> **Task requirements**
Do any lines in the data below contain "even"? If so, copy every one of them.

> **Material provided**
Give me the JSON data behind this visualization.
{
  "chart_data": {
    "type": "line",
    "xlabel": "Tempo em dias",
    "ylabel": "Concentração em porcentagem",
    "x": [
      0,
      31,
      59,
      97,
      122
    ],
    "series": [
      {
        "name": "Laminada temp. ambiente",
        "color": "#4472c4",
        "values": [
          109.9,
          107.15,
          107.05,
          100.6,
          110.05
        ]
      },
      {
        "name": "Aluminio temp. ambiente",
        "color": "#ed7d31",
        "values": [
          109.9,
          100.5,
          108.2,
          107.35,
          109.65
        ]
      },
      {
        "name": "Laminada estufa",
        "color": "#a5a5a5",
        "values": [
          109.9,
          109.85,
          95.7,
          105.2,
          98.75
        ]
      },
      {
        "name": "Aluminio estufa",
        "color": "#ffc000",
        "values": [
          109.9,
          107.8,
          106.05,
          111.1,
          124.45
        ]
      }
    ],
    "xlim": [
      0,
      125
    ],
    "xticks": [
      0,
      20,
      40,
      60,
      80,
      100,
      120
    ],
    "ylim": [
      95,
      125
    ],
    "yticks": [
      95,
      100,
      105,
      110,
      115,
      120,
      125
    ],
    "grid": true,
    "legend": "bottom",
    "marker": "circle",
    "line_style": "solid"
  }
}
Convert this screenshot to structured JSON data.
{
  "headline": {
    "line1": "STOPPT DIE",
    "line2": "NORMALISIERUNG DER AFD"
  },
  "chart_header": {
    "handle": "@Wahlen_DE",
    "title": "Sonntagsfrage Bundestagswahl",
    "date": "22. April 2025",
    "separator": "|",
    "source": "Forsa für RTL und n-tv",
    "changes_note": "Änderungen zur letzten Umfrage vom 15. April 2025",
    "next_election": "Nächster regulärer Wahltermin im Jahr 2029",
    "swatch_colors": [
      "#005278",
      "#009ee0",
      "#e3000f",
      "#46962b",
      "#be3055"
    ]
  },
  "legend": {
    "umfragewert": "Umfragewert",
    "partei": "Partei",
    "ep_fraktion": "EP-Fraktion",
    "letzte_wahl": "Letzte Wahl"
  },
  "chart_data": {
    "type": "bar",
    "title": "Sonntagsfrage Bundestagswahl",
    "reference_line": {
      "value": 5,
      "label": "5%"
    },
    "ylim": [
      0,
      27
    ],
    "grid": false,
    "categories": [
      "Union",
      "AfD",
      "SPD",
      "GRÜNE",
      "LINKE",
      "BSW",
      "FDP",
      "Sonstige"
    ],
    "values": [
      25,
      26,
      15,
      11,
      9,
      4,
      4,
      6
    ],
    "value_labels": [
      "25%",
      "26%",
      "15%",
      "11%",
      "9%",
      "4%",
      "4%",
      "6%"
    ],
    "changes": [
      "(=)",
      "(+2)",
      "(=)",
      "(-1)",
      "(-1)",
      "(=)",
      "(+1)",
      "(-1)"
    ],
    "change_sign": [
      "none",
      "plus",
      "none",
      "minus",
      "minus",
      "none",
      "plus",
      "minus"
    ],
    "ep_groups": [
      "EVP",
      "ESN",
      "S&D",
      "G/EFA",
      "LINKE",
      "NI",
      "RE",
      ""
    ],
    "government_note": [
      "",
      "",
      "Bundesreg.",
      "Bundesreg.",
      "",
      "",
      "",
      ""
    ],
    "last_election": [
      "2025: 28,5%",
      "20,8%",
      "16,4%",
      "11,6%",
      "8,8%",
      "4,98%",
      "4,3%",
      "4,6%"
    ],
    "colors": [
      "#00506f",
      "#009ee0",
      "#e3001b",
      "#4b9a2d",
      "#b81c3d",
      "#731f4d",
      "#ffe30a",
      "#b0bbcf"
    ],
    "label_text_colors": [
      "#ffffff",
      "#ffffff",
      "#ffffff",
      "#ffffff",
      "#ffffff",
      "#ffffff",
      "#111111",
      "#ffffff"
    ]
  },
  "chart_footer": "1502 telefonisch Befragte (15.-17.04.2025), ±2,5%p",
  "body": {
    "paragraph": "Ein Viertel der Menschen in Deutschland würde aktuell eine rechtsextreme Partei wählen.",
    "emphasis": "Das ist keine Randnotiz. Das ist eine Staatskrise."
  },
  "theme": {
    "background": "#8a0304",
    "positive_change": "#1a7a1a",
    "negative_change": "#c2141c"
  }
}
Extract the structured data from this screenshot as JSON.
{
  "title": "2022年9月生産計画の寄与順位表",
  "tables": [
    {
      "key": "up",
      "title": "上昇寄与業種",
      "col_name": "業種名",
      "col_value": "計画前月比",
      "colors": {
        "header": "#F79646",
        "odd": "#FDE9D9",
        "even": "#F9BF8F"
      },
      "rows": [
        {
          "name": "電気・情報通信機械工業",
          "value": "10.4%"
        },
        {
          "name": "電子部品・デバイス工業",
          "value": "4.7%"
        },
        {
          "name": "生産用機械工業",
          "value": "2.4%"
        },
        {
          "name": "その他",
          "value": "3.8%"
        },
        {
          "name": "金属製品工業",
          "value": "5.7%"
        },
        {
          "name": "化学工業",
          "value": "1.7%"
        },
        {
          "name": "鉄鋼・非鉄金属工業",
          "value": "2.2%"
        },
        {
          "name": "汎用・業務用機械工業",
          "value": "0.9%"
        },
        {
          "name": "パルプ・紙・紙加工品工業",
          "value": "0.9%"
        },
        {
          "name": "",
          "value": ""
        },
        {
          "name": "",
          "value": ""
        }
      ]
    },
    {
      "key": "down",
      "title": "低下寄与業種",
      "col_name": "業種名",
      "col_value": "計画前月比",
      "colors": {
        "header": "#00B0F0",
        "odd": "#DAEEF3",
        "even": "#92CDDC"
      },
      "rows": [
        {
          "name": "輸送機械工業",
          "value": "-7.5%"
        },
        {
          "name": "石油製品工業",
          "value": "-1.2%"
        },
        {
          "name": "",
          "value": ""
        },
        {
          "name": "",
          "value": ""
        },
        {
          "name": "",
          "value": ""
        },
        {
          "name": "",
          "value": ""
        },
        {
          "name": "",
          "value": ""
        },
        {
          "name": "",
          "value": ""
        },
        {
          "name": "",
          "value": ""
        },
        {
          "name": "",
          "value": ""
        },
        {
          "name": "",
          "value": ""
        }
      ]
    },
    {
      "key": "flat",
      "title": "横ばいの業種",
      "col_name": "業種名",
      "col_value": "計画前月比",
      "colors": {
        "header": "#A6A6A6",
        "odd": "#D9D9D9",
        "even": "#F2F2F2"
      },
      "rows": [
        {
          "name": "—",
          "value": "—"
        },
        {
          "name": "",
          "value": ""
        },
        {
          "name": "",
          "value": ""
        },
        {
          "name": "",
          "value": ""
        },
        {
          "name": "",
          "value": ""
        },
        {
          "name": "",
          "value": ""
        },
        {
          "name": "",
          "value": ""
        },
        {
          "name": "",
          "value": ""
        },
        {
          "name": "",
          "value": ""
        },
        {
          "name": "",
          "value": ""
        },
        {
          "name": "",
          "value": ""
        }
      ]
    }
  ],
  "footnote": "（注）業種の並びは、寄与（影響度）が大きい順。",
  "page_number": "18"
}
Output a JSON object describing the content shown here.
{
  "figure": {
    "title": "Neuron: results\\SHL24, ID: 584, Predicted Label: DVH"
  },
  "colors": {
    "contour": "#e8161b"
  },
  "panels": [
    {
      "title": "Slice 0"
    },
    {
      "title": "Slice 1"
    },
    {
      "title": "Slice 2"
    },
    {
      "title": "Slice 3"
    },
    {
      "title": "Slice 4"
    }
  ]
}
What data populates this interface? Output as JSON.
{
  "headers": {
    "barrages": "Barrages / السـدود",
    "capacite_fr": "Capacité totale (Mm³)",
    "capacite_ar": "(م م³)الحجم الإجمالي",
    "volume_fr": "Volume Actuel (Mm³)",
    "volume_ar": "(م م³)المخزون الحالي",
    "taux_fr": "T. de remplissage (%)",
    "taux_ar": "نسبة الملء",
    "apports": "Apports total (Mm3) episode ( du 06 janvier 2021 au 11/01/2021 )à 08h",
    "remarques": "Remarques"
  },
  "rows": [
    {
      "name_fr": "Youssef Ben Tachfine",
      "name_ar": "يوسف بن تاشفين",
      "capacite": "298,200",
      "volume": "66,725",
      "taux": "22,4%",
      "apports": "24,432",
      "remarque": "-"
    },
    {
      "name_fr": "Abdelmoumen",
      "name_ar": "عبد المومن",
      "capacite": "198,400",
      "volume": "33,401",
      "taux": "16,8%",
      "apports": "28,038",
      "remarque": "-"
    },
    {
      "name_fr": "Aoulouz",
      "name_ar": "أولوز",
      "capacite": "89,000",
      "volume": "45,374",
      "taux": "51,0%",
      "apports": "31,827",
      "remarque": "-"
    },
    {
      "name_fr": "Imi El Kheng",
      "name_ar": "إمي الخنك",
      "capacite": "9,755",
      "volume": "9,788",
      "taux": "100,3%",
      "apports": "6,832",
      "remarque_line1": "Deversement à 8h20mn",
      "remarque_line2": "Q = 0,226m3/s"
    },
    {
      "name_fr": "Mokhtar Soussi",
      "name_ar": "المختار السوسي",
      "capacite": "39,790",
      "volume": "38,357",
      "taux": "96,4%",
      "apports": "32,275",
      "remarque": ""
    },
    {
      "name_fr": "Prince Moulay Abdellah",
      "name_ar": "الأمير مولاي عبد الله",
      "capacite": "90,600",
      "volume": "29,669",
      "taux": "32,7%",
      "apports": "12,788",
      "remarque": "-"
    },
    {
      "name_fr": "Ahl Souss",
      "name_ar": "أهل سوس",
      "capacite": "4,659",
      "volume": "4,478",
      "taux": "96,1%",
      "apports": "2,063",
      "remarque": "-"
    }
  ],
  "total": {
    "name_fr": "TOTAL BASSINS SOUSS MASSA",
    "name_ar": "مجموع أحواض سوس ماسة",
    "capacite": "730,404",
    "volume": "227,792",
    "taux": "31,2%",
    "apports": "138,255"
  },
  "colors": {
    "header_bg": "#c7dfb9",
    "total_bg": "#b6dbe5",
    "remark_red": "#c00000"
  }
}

> **Result for this task**
        "even": "#F9BF8F"
        "even": "#92CDDC"
        "even": "#F2F2F2"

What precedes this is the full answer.